## [Problem description]
Present each line of the entries below that holds the word "name".

===============

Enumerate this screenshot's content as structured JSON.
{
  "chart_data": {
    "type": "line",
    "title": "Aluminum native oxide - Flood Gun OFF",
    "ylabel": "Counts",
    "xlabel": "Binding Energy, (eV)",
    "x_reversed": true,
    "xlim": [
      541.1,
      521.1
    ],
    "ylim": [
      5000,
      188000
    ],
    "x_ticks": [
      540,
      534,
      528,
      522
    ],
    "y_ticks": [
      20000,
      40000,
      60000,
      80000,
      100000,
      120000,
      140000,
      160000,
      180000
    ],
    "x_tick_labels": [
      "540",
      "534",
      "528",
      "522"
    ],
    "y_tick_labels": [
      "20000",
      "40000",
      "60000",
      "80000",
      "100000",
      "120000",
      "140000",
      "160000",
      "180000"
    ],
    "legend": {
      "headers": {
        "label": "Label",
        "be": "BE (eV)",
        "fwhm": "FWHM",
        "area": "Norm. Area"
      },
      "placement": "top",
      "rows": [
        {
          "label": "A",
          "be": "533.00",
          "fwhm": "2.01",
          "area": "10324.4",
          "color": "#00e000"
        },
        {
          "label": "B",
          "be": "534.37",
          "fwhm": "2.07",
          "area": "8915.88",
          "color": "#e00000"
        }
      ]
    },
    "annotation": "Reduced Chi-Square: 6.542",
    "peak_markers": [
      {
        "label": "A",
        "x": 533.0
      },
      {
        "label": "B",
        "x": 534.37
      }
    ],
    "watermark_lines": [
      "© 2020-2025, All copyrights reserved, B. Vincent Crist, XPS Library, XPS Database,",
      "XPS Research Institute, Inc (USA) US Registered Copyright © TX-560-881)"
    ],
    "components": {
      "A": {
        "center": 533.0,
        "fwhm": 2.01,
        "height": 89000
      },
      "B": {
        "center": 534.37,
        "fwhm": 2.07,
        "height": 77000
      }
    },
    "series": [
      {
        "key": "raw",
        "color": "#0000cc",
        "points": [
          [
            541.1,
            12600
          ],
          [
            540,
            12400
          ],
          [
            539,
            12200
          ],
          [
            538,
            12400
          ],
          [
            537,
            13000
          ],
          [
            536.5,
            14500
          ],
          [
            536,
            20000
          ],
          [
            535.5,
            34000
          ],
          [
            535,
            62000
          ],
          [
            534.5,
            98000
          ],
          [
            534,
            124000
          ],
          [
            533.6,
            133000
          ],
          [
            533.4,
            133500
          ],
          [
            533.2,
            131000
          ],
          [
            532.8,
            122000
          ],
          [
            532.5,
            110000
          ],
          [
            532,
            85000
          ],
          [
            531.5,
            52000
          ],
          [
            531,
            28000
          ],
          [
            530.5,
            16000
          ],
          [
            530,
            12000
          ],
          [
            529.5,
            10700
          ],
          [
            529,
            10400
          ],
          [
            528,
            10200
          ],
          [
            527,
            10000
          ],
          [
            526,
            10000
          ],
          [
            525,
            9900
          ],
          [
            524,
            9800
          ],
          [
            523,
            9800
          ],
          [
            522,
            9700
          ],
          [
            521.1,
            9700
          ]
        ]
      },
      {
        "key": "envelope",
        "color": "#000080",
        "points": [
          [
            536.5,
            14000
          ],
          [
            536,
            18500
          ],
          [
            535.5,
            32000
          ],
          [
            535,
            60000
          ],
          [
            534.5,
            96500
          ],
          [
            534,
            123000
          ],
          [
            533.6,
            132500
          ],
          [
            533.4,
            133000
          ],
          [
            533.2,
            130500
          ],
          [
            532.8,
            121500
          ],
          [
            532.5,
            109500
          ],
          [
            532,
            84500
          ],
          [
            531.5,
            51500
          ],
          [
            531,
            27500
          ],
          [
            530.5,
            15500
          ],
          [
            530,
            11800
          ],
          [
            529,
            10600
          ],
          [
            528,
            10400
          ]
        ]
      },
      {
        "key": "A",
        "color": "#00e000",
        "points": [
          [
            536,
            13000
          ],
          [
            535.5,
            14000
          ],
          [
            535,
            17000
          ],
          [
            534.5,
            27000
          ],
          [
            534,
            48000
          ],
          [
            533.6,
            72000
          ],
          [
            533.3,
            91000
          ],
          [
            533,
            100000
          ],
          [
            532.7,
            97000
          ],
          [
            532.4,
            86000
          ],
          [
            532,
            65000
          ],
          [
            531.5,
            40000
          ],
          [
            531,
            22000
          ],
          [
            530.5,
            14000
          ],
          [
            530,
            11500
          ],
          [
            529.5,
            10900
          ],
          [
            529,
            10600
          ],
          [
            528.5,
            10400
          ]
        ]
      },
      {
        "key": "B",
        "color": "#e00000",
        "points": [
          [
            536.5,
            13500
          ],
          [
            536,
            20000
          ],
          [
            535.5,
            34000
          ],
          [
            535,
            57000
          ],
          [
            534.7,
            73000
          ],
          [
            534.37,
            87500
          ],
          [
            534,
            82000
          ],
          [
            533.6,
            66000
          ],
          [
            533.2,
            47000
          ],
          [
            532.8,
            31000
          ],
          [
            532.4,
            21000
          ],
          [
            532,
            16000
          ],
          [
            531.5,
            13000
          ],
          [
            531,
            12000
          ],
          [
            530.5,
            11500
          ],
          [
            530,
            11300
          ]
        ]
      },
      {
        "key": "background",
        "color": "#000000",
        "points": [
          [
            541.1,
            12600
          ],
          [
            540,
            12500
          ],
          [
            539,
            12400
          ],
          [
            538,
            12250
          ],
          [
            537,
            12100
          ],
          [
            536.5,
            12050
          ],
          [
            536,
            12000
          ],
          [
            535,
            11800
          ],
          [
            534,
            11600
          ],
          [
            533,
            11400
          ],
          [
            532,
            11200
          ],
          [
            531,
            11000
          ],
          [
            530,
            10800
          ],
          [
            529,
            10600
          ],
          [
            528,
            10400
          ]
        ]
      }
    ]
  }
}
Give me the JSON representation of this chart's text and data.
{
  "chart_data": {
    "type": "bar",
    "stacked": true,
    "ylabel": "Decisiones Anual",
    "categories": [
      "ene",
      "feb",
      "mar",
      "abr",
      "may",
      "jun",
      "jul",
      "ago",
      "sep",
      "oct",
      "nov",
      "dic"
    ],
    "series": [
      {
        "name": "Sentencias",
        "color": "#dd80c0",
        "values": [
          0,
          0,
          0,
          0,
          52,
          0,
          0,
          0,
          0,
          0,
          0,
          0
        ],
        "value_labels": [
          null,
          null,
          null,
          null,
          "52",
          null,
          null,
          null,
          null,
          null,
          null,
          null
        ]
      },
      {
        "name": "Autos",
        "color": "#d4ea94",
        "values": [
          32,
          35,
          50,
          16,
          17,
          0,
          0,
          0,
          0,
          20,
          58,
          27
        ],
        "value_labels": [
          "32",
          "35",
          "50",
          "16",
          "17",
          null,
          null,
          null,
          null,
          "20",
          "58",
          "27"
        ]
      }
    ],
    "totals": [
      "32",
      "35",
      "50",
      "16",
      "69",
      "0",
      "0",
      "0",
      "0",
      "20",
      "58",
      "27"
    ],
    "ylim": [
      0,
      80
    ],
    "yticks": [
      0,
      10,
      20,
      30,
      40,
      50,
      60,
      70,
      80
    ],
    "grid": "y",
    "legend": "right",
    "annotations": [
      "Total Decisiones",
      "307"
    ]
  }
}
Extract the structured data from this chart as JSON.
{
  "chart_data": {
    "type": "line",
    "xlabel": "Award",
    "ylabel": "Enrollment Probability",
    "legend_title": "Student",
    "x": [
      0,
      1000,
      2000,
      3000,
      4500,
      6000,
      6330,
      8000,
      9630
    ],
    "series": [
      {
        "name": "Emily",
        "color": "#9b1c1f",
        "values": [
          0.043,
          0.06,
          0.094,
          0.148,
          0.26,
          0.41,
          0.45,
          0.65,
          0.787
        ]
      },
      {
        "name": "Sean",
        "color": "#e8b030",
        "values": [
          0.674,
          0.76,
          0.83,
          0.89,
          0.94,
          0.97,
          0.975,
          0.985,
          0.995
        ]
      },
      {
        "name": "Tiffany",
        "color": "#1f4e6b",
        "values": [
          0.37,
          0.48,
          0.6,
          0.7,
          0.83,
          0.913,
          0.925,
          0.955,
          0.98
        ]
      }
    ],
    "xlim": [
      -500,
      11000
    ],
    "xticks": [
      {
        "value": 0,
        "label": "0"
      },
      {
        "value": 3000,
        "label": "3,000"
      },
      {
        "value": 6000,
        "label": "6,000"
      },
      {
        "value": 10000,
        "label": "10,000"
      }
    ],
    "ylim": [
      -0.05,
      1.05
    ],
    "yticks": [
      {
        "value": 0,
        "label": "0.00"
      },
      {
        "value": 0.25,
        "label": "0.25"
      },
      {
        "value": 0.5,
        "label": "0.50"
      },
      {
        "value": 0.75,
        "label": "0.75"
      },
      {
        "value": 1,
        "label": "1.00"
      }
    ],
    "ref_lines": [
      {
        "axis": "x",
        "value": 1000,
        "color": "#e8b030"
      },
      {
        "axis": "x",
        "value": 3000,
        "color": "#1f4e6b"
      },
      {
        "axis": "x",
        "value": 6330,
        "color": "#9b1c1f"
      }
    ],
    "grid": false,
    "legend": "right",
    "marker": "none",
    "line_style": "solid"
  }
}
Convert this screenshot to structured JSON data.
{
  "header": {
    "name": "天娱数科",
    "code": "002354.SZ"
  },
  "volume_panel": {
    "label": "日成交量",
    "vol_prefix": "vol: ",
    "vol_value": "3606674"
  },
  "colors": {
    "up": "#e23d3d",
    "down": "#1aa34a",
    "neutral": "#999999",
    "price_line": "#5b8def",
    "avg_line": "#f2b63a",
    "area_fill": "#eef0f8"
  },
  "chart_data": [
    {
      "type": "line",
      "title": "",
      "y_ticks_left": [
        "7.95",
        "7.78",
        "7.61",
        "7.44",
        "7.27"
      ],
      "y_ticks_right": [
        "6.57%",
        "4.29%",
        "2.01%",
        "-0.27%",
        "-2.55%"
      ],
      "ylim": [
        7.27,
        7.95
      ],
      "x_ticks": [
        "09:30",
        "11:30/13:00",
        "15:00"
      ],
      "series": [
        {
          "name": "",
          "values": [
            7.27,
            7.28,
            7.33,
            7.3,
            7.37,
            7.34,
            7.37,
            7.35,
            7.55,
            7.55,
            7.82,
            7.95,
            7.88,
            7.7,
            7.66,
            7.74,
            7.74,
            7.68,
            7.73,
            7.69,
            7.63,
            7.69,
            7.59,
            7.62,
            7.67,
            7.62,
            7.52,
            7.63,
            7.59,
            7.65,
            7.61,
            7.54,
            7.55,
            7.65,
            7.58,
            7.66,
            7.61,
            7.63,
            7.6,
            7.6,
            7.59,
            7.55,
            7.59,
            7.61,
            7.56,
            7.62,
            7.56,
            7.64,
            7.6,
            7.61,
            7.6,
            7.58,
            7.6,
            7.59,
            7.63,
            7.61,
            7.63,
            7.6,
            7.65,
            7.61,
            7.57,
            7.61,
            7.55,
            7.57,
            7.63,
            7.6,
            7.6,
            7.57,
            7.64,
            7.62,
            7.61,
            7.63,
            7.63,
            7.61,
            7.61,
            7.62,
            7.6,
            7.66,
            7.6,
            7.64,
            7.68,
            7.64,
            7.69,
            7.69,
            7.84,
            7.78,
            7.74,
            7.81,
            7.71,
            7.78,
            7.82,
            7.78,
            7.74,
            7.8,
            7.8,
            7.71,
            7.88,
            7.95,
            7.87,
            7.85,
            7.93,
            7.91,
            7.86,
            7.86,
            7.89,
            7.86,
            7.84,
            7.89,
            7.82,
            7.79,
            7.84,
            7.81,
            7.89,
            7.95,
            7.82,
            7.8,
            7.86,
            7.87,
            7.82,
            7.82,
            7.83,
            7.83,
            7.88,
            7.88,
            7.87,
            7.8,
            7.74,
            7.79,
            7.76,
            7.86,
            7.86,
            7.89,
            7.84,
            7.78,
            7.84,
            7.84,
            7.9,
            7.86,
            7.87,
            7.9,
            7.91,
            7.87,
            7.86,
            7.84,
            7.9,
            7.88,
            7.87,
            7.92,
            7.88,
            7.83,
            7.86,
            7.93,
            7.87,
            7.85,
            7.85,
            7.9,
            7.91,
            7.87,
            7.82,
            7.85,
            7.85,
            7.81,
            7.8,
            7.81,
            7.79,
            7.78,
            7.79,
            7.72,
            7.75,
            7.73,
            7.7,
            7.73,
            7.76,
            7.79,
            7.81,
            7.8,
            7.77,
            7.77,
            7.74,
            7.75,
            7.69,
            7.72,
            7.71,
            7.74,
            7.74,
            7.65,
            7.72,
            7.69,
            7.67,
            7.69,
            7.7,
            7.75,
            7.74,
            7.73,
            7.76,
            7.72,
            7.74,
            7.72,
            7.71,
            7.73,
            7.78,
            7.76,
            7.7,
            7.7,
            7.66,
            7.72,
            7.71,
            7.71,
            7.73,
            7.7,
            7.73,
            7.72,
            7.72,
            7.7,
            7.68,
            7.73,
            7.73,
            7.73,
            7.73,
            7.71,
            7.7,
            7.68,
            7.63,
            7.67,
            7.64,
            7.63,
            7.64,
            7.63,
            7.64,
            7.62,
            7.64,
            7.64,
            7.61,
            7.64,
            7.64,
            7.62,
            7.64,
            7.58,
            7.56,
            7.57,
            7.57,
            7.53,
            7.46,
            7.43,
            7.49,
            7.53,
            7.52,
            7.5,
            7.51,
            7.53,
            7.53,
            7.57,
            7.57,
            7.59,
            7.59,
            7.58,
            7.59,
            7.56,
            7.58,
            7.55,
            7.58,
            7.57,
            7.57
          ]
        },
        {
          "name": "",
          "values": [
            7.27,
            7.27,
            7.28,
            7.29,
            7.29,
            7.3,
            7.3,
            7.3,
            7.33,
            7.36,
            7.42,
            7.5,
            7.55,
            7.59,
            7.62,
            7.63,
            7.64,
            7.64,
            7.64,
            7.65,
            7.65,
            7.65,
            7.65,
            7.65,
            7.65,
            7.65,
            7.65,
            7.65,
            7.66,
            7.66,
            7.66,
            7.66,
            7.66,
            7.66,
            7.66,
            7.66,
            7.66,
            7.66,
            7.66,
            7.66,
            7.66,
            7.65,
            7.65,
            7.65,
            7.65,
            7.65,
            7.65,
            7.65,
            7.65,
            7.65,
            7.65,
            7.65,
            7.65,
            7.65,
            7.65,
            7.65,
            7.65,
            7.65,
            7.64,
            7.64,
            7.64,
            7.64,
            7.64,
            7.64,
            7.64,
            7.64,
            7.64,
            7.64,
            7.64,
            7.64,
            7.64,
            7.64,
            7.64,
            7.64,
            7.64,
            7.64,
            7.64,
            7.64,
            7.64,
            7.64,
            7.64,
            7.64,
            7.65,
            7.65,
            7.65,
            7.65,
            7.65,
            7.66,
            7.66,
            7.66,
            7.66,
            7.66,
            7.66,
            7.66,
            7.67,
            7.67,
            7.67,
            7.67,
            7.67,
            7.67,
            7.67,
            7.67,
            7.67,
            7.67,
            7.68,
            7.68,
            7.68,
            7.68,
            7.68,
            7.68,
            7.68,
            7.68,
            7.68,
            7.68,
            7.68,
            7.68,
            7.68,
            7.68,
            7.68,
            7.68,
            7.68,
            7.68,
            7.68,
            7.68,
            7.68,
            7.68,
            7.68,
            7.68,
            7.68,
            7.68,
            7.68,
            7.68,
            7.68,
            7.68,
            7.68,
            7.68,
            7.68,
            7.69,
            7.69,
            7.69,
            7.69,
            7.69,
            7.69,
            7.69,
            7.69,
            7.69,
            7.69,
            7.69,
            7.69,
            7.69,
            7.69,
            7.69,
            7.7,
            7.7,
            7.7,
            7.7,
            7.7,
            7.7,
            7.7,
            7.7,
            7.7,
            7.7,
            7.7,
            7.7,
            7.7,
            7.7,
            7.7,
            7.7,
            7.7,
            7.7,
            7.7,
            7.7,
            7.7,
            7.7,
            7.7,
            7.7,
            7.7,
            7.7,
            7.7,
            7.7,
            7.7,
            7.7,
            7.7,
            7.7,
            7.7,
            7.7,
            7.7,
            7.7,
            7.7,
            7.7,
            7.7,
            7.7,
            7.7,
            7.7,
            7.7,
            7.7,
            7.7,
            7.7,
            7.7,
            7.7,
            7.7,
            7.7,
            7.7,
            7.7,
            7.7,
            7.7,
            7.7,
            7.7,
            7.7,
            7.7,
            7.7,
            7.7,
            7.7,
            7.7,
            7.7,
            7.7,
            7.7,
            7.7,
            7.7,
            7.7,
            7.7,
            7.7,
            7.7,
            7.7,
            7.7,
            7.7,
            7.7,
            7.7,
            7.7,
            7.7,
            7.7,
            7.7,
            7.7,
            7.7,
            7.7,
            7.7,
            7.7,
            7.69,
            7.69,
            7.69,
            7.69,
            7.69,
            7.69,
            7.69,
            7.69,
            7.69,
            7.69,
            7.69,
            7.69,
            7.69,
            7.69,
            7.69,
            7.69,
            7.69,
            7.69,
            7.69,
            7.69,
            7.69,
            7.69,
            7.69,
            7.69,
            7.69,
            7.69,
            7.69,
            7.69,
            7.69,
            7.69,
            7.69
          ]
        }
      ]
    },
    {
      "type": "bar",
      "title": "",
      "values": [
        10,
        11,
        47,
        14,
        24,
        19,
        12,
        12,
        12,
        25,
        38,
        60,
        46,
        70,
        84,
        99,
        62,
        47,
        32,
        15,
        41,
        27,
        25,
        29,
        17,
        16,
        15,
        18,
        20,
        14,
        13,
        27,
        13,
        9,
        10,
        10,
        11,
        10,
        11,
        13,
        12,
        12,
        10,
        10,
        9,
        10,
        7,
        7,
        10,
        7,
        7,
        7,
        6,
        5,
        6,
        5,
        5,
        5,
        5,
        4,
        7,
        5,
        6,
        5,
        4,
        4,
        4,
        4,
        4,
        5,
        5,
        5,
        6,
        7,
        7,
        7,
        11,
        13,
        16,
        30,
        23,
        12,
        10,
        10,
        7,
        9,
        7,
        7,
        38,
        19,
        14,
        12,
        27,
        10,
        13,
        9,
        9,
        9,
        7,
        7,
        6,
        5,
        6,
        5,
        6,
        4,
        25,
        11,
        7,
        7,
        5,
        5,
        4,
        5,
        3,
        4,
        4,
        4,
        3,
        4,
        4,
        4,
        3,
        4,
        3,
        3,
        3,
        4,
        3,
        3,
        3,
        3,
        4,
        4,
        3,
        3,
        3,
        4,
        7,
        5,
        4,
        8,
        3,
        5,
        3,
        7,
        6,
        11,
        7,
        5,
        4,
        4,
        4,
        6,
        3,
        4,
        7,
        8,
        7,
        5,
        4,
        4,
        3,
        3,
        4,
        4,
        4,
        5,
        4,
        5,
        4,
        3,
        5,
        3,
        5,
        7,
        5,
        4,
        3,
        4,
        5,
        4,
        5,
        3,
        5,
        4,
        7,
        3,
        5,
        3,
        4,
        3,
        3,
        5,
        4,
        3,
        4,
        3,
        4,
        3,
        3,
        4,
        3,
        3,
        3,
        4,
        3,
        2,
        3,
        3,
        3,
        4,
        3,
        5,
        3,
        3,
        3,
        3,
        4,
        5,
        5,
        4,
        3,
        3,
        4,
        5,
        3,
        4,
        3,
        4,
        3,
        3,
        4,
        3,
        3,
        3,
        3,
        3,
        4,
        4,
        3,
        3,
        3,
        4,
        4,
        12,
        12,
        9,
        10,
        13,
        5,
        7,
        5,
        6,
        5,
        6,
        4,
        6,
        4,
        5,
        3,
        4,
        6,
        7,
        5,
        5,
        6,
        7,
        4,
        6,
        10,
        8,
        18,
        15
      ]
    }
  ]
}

===============

## [Complete output]
        "name": "Sentencias",
        "name": "Autos",
        "name": "Emily",
        "name": "Sean",
        "name": "Tiffany",
    "name": "天娱数科",
          "name": "",
          "name": "",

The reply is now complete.